----- Text for analysis -----

This computer will grow your food in the future

Food crisis. It’s in the news every day. But what is it? In some places in the world, there is too little food; in other places, there may be too much. Some people say GMO is saving the world; others say GMO is the problem. There is too much agricultural runoff creating toxic oceans and reducing nutrition. The arguments go on and on and the current climate of this discussion feels incredibly disempowering.

So, how do we bring this to something that we understand? How is this apple part of the food crisis? You’ve probably eaten an apple in the last week. How old do you think it was from when it was picked? Two weeks, two months, eleven months? The average age of an apple in a grocery store in the United States is eleven months, and it is not very different in Europe or anywhere else in the world. We pick them, put them in cold storage, and gas the cold storage.

There is documented proof of workers trying to go into these environments to retrieve an apple and dying because the atmosphere that slows down the process of the apple is also toxic to humans. How is it that almost nobody knows this? Ninety percent of the quality of that apple, all the antioxidants, are gone by the time we get it. It is basically a little ball of sugar. How did we become so information-poor, and how can we do better?

The speaker believes what is missing is a platform. He knows platforms and computers. The internet allowed him to do strange things but also to meet people and express himself. He asks: how do you express yourself in food? If we had a platform, we might feel empowered to question “what if?”. For him, the key question is: what if climate was democratic?

-----

__Task item__
Extend the text on the food crisis and a computer for growing food, picking up right after its final sentence. These rows have no connection to the text on the food crisis.

----- Information given -----

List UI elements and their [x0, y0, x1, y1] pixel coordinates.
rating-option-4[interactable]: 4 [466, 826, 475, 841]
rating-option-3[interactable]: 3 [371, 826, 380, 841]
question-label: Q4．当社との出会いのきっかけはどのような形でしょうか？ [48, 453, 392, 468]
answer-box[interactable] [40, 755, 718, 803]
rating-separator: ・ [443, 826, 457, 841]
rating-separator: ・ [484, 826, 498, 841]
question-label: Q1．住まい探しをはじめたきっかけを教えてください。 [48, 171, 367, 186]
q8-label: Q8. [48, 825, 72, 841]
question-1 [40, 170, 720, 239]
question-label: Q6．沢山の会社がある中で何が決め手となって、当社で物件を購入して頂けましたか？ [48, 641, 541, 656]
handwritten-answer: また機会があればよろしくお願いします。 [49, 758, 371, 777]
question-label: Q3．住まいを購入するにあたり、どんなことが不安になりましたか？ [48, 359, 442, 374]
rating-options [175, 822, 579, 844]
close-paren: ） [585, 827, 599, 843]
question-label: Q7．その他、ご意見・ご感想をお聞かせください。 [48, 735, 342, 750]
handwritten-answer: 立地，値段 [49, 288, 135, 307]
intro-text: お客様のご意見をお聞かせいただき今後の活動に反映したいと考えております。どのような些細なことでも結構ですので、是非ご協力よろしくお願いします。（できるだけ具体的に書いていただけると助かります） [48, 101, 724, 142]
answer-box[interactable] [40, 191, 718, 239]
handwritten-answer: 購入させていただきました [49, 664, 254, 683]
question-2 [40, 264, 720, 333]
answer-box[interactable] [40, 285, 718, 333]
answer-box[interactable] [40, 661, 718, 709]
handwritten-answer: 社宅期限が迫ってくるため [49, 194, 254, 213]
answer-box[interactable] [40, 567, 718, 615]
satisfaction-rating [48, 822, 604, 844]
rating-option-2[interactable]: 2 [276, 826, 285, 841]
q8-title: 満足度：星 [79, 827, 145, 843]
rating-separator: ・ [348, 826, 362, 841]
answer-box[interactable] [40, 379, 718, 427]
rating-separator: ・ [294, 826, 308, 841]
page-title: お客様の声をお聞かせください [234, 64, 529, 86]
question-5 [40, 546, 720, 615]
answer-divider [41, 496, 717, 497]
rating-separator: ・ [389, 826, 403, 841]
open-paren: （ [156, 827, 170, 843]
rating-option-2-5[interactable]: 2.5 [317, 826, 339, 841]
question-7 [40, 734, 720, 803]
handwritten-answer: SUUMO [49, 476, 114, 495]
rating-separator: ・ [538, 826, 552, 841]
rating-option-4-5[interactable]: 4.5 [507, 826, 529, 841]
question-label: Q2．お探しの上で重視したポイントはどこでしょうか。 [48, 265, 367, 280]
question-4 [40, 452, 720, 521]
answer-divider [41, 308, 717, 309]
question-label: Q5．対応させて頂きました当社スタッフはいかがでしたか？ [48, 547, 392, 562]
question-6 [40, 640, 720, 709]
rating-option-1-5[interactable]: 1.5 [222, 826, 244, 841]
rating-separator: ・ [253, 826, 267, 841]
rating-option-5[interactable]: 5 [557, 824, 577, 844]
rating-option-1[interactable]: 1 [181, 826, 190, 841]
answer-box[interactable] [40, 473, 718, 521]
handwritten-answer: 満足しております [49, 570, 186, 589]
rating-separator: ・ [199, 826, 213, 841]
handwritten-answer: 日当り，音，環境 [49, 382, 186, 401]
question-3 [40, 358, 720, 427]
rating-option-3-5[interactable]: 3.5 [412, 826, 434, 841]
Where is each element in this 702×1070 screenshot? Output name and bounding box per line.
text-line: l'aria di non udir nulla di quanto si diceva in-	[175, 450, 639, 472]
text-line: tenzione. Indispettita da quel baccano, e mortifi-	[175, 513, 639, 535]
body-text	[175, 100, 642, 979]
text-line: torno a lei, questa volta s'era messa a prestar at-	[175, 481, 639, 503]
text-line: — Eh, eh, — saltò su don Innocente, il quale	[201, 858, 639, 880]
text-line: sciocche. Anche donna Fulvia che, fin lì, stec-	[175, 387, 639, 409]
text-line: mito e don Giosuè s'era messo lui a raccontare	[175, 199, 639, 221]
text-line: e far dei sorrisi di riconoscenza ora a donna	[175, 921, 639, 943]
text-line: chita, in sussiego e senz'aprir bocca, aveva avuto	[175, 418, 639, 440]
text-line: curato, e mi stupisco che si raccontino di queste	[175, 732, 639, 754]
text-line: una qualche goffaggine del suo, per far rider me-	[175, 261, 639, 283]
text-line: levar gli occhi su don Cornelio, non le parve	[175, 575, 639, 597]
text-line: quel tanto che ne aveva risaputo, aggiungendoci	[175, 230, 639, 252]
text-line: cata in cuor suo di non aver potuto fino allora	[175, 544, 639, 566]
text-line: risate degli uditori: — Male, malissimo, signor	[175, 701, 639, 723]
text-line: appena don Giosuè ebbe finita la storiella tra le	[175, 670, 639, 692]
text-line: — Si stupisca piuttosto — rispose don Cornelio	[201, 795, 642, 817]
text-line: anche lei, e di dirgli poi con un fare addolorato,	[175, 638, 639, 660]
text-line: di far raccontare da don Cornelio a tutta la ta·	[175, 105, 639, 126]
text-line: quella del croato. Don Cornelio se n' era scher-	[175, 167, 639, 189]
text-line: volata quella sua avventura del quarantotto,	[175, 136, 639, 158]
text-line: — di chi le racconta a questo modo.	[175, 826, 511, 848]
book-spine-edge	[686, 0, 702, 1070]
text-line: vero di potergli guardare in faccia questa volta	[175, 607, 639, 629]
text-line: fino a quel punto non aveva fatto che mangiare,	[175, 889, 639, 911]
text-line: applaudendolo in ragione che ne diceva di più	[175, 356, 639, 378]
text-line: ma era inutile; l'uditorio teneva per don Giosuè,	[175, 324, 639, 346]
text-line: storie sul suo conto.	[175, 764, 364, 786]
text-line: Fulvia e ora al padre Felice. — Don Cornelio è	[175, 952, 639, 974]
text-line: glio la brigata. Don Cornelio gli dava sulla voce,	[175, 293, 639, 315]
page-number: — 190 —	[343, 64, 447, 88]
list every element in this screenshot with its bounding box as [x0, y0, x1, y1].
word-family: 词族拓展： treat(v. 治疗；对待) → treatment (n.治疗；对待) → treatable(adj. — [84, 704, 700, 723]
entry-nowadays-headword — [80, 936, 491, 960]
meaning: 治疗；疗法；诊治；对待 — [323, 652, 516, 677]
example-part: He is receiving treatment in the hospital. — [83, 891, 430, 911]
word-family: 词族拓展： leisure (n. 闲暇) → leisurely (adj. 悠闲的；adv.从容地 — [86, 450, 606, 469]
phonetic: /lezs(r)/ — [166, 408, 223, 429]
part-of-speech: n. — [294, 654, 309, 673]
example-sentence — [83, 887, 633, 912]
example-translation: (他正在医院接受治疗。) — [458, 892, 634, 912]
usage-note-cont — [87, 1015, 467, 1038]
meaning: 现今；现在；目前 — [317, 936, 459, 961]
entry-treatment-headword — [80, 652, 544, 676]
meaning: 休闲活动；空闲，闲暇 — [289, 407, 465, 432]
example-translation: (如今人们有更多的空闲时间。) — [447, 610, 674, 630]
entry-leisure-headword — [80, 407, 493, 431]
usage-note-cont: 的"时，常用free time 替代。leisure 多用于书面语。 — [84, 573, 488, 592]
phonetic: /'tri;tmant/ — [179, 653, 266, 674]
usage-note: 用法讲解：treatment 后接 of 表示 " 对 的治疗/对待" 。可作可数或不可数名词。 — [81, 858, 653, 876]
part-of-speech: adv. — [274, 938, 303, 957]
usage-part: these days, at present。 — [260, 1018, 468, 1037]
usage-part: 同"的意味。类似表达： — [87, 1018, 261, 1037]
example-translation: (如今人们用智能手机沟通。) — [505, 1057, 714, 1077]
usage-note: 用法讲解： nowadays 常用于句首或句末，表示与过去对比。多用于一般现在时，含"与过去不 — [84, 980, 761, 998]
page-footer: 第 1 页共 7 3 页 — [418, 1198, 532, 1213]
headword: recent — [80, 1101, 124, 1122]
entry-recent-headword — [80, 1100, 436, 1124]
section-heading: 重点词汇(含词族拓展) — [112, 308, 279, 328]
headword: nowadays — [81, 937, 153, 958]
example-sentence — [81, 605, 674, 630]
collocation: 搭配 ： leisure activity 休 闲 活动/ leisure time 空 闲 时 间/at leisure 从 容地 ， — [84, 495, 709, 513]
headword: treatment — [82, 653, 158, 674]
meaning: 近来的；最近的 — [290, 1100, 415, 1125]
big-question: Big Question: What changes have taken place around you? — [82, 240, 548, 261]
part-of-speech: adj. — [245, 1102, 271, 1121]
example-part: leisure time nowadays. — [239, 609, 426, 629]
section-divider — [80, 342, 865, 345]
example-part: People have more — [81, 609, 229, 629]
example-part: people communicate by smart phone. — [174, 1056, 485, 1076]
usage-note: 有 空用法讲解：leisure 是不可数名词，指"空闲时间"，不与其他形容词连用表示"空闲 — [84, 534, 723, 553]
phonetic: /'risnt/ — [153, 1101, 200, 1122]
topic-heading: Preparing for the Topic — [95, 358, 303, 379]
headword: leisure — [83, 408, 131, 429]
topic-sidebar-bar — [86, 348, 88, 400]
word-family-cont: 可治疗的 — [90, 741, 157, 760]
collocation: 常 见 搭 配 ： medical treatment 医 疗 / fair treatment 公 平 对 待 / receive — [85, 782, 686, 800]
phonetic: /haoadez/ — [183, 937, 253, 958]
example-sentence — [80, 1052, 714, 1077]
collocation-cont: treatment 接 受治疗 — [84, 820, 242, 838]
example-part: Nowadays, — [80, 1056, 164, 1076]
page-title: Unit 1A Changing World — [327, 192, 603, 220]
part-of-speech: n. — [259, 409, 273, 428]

-----

__Result below__
He shows a map of climate in the world: the most productive areas in green, the least productive in red. They shift and change; Californian farmers become Mexican farmers; China picks up land in Brazil to grow better food, and we are slaves to climate. What if each country had its own productive climate? What would that change about how we live, about quality of life, and about nutrition?

The last generation’s problem was that we needed more food and we needed it cheap. We built a huge analog global farm. All those lines on a map are cars, planes, trains, and ships. It is a miracle that we feed seven billion people with just a few of us involved in the production of food. But what if we built a digital farm, a digital world farm? What if you could somehow digitize an apple, send it through particles in the air, and reconstitute it on the other side?

He shares quotes that inspired his work. One says Japanese farming has no youth, no water, no land, and no future. He read this the day he went to a town near Fukushima after the disaster. The kids had moved to the city in Tokyo, the land was contaminated, and Japan already imported seventy percent of its food. It is not unique to Japan. Only two percent of the American population is involved in farming. He asks what good answer ever comes from two percent of any population.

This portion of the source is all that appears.